WHAT TO WORK ON
Restate the full set of records exactly, without adding or dropping a word.

SUPPLIED RECORDS
+++
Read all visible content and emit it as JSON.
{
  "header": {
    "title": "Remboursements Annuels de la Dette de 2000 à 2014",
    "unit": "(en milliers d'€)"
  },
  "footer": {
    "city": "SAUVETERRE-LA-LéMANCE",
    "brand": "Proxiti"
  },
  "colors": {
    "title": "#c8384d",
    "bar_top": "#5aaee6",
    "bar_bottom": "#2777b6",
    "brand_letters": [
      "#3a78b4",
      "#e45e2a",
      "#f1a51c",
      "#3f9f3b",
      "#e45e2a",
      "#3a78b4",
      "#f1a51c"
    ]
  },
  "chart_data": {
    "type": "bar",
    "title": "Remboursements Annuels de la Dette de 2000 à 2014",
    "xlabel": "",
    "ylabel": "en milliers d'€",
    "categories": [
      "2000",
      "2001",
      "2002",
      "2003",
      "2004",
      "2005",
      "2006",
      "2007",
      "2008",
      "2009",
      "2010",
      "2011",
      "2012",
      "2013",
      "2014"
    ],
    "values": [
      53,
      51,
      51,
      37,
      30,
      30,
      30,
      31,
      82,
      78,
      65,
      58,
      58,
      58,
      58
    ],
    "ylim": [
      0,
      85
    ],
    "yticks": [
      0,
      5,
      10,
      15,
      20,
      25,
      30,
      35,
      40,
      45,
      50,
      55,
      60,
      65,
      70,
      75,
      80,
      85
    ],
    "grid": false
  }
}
+++
FINAL RESULT
Read all visible content and emit it as JSON.
{
  "header": {
    "title": "Remboursements Annuels de la Dette de 2000 à 2014",
    "unit": "(en milliers d'€)"
  },
  "footer": {
    "city": "SAUVETERRE-LA-LéMANCE",
    "brand": "Proxiti"
  },
  "colors": {
    "title": "#c8384d",
    "bar_top": "#5aaee6",
    "bar_bottom": "#2777b6",
    "brand_letters": [
      "#3a78b4",
      "#e45e2a",
      "#f1a51c",
      "#3f9f3b",
      "#e45e2a",
      "#3a78b4",
      "#f1a51c"
    ]
  },
  "chart_data": {
    "type": "bar",
    "title": "Remboursements Annuels de la Dette de 2000 à 2014",
    "xlabel": "",
    "ylabel": "en milliers d'€",
    "categories": [
      "2000",
      "2001",
      "2002",
      "2003",
      "2004",
      "2005",
      "2006",
      "2007",
      "2008",
      "2009",
      "2010",
      "2011",
      "2012",
      "2013",
      "2014"
    ],
    "values": [
      53,
      51,
      51,
      37,
      30,
      30,
      30,
      31,
      82,
      78,
      65,
      58,
      58,
      58,
      58
    ],
    "ylim": [
      0,
      85
    ],
    "yticks": [
      0,
      5,
      10,
      15,
      20,
      25,
      30,
      35,
      40,
      45,
      50,
      55,
      60,
      65,
      70,
      75,
      80,
      85
    ],
    "grid": false
  }
}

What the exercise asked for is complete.